──────── Given entries

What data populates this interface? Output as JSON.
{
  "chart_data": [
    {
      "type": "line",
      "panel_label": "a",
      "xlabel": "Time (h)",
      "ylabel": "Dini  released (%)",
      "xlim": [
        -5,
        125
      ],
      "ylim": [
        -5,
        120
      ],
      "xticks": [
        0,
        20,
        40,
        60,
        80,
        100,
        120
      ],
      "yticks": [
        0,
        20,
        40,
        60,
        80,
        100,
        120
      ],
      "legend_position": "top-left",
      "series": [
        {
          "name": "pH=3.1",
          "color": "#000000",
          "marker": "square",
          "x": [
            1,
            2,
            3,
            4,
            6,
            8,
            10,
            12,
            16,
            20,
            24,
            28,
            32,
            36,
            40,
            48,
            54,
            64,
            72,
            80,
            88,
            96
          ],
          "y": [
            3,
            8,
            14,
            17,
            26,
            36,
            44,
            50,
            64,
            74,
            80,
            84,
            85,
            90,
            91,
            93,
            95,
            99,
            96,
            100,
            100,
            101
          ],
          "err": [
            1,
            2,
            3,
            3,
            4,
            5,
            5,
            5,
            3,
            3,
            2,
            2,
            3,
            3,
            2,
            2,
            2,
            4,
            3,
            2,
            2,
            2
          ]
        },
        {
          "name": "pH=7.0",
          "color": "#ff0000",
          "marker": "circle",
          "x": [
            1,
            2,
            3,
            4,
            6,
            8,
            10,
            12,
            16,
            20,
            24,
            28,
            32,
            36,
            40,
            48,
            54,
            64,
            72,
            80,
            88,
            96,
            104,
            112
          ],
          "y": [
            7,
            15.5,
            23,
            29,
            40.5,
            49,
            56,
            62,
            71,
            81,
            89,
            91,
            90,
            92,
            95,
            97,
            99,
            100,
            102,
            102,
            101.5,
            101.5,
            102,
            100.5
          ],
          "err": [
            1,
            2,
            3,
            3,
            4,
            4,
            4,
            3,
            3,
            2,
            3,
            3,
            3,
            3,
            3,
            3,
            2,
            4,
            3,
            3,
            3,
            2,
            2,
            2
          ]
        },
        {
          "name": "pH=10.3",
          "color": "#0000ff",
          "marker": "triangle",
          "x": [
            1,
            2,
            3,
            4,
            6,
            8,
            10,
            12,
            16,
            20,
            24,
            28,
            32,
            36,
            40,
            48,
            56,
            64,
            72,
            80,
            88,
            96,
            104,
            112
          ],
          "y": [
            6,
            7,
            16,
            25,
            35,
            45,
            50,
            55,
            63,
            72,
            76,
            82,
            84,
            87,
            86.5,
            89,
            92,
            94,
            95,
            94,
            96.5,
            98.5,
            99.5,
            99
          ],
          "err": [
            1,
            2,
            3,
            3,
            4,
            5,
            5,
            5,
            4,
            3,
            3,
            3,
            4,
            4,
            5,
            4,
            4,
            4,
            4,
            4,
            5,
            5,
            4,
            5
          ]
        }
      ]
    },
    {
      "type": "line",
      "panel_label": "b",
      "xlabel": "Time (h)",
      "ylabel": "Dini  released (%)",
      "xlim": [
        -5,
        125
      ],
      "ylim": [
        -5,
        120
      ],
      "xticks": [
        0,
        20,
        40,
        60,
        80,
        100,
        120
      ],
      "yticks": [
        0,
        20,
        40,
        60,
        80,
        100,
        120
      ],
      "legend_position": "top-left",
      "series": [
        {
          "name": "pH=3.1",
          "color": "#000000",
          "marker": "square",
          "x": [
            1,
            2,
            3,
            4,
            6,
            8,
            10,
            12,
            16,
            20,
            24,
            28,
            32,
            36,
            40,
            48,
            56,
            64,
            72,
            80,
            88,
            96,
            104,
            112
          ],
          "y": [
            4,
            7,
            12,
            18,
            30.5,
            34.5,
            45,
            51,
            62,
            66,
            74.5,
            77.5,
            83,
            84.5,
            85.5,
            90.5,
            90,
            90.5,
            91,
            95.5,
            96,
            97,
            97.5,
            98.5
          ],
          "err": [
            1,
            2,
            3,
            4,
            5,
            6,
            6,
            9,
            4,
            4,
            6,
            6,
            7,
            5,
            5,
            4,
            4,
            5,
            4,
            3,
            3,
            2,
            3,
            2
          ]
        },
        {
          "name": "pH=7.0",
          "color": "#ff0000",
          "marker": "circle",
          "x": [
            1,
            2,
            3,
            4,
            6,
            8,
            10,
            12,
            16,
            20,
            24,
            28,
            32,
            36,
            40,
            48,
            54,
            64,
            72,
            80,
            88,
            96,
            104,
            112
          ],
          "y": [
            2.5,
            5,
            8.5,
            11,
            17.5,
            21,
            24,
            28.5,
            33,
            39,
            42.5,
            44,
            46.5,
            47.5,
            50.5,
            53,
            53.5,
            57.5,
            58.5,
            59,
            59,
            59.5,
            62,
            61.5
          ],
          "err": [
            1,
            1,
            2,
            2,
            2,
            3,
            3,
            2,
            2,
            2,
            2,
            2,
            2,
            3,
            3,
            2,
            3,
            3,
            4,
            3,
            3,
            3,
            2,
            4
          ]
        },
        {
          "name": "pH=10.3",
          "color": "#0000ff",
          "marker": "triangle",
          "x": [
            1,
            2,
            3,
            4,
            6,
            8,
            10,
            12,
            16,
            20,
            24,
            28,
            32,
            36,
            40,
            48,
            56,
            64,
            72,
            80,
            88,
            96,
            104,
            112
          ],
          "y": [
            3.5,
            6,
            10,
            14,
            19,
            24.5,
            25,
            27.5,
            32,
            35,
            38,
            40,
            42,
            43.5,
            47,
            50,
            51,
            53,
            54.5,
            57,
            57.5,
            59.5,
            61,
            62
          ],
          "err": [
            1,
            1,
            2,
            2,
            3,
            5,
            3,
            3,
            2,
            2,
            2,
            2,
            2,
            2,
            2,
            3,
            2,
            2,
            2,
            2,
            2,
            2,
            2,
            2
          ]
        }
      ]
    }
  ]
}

────────────────

Challenge
Copy each line of the data exactly, leaving nothing out.

Full output
What data populates this interface? Output as JSON.
{
  "chart_data": [
    {
      "type": "line",
      "panel_label": "a",
      "xlabel": "Time (h)",
      "ylabel": "Dini  released (%)",
      "xlim": [
        -5,
        125
      ],
      "ylim": [
        -5,
        120
      ],
      "xticks": [
        0,
        20,
        40,
        60,
        80,
        100,
        120
      ],
      "yticks": [
        0,
        20,
        40,
        60,
        80,
        100,
        120
      ],
      "legend_position": "top-left",
      "series": [
        {
          "name": "pH=3.1",
          "color": "#000000",
          "marker": "square",
          "x": [
            1,
            2,
            3,
            4,
            6,
            8,
            10,
            12,
            16,
            20,
            24,
            28,
            32,
            36,
            40,
            48,
            54,
            64,
            72,
            80,
            88,
            96
          ],
          "y": [
            3,
            8,
            14,
            17,
            26,
            36,
            44,
            50,
            64,
            74,
            80,
            84,
            85,
            90,
            91,
            93,
            95,
            99,
            96,
            100,
            100,
            101
          ],
          "err": [
            1,
            2,
            3,
            3,
            4,
            5,
            5,
            5,
            3,
            3,
            2,
            2,
            3,
            3,
            2,
            2,
            2,
            4,
            3,
            2,
            2,
            2
          ]
        },
        {
          "name": "pH=7.0",
          "color": "#ff0000",
          "marker": "circle",
          "x": [
            1,
            2,
            3,
            4,
            6,
            8,
            10,
            12,
            16,
            20,
            24,
            28,
            32,
            36,
            40,
            48,
            54,
            64,
            72,
            80,
            88,
            96,
            104,
            112
          ],
          "y": [
            7,
            15.5,
            23,
            29,
            40.5,
            49,
            56,
            62,
            71,
            81,
            89,
            91,
            90,
            92,
            95,
            97,
            99,
            100,
            102,
            102,
            101.5,
            101.5,
            102,
            100.5
          ],
          "err": [
            1,
            2,
            3,
            3,
            4,
            4,
            4,
            3,
            3,
            2,
            3,
            3,
            3,
            3,
            3,
            3,
            2,
            4,
            3,
            3,
            3,
            2,
            2,
            2
          ]
        },
        {
          "name": "pH=10.3",
          "color": "#0000ff",
          "marker": "triangle",
          "x": [
            1,
            2,
            3,
            4,
            6,
            8,
            10,
            12,
            16,
            20,
            24,
            28,
            32,
            36,
            40,
            48,
            56,
            64,
            72,
            80,
            88,
            96,
            104,
            112
          ],
          "y": [
            6,
            7,
            16,
            25,
            35,
            45,
            50,
            55,
            63,
            72,
            76,
            82,
            84,
            87,
            86.5,
            89,
            92,
            94,
            95,
            94,
            96.5,
            98.5,
            99.5,
            99
          ],
          "err": [
            1,
            2,
            3,
            3,
            4,
            5,
            5,
            5,
            4,
            3,
            3,
            3,
            4,
            4,
            5,
            4,
            4,
            4,
            4,
            4,
            5,
            5,
            4,
            5
          ]
        }
      ]
    },
    {
      "type": "line",
      "panel_label": "b",
      "xlabel": "Time (h)",
      "ylabel": "Dini  released (%)",
      "xlim": [
        -5,
        125
      ],
      "ylim": [
        -5,
        120
      ],
      "xticks": [
        0,
        20,
        40,
        60,
        80,
        100,
        120
      ],
      "yticks": [
        0,
        20,
        40,
        60,
        80,
        100,
        120
      ],
      "legend_position": "top-left",
      "series": [
        {
          "name": "pH=3.1",
          "color": "#000000",
          "marker": "square",
          "x": [
            1,
            2,
            3,
            4,
            6,
            8,
            10,
            12,
            16,
            20,
            24,
            28,
            32,
            36,
            40,
            48,
            56,
            64,
            72,
            80,
            88,
            96,
            104,
            112
          ],
          "y": [
            4,
            7,
            12,
            18,
            30.5,
            34.5,
            45,
            51,
            62,
            66,
            74.5,
            77.5,
            83,
            84.5,
            85.5,
            90.5,
            90,
            90.5,
            91,
            95.5,
            96,
            97,
            97.5,
            98.5
          ],
          "err": [
            1,
            2,
            3,
            4,
            5,
            6,
            6,
            9,
            4,
            4,
            6,
            6,
            7,
            5,
            5,
            4,
            4,
            5,
            4,
            3,
            3,
            2,
            3,
            2
          ]
        },
        {
          "name": "pH=7.0",
          "color": "#ff0000",
          "marker": "circle",
          "x": [
            1,
            2,
            3,
            4,
            6,
            8,
            10,
            12,
            16,
            20,
            24,
            28,
            32,
            36,
            40,
            48,
            54,
            64,
            72,
            80,
            88,
            96,
            104,
            112
          ],
          "y": [
            2.5,
            5,
            8.5,
            11,
            17.5,
            21,
            24,
            28.5,
            33,
            39,
            42.5,
            44,
            46.5,
            47.5,
            50.5,
            53,
            53.5,
            57.5,
            58.5,
            59,
            59,
            59.5,
            62,
            61.5
          ],
          "err": [
            1,
            1,
            2,
            2,
            2,
            3,
            3,
            2,
            2,
            2,
            2,
            2,
            2,
            3,
            3,
            2,
            3,
            3,
            4,
            3,
            3,
            3,
            2,
            4
          ]
        },
        {
          "name": "pH=10.3",
          "color": "#0000ff",
          "marker": "triangle",
          "x": [
            1,
            2,
            3,
            4,
            6,
            8,
            10,
            12,
            16,
            20,
            24,
            28,
            32,
            36,
            40,
            48,
            56,
            64,
            72,
            80,
            88,
            96,
            104,
            112
          ],
          "y": [
            3.5,
            6,
            10,
            14,
            19,
            24.5,
            25,
            27.5,
            32,
            35,
            38,
            40,
            42,
            43.5,
            47,
            50,
            51,
            53,
            54.5,
            57,
            57.5,
            59.5,
            61,
            62
          ],
          "err": [
            1,
            1,
            2,
            2,
            3,
            5,
            3,
            3,
            2,
            2,
            2,
            2,
            2,
            2,
            2,
            3,
            2,
            2,
            2,
            2,
            2,
            2,
            2,
            2
          ]
        }
      ]
    }
  ]
}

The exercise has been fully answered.